**TO DO**.
Reproduce all entries precisely, down to the last character.

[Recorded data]
==============================
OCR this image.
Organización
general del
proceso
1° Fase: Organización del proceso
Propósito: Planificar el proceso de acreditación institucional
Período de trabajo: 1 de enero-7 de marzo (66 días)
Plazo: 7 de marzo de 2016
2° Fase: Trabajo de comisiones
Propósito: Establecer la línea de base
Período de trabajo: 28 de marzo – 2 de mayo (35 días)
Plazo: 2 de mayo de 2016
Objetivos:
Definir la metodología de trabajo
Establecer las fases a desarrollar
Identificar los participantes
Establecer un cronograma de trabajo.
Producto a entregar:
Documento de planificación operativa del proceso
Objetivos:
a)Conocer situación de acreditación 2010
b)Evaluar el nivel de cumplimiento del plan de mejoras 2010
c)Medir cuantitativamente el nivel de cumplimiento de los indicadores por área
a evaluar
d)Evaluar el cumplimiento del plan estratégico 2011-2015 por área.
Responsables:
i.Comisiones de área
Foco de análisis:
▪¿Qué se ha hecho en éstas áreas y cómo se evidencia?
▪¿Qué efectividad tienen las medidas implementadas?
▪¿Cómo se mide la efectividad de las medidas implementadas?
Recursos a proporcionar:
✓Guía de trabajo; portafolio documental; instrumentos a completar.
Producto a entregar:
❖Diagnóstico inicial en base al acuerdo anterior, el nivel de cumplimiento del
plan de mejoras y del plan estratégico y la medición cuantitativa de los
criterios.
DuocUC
==============================
**FINAL ANSWER**.
OCR this image.
Organización
general del
proceso
1° Fase: Organización del proceso
Propósito: Planificar el proceso de acreditación institucional
Período de trabajo: 1 de enero-7 de marzo (66 días)
Plazo: 7 de marzo de 2016
2° Fase: Trabajo de comisiones
Propósito: Establecer la línea de base
Período de trabajo: 28 de marzo – 2 de mayo (35 días)
Plazo: 2 de mayo de 2016
Objetivos:
Definir la metodología de trabajo
Establecer las fases a desarrollar
Identificar los participantes
Establecer un cronograma de trabajo.
Producto a entregar:
Documento de planificación operativa del proceso
Objetivos:
a)Conocer situación de acreditación 2010
b)Evaluar el nivel de cumplimiento del plan de mejoras 2010
c)Medir cuantitativamente el nivel de cumplimiento de los indicadores por área
a evaluar
d)Evaluar el cumplimiento del plan estratégico 2011-2015 por área.
Responsables:
i.Comisiones de área
Foco de análisis:
▪¿Qué se ha hecho en éstas áreas y cómo se evidencia?
▪¿Qué efectividad tienen las medidas implementadas?
▪¿Cómo se mide la efectividad de las medidas implementadas?
Recursos a proporcionar:
✓Guía de trabajo; portafolio documental; instrumentos a completar.
Producto a entregar:
❖Diagnóstico inicial en base al acuerdo anterior, el nivel de cumplimiento del
plan de mejoras y del plan estratégico y la medición cuantitativa de los
criterios.
DuocUC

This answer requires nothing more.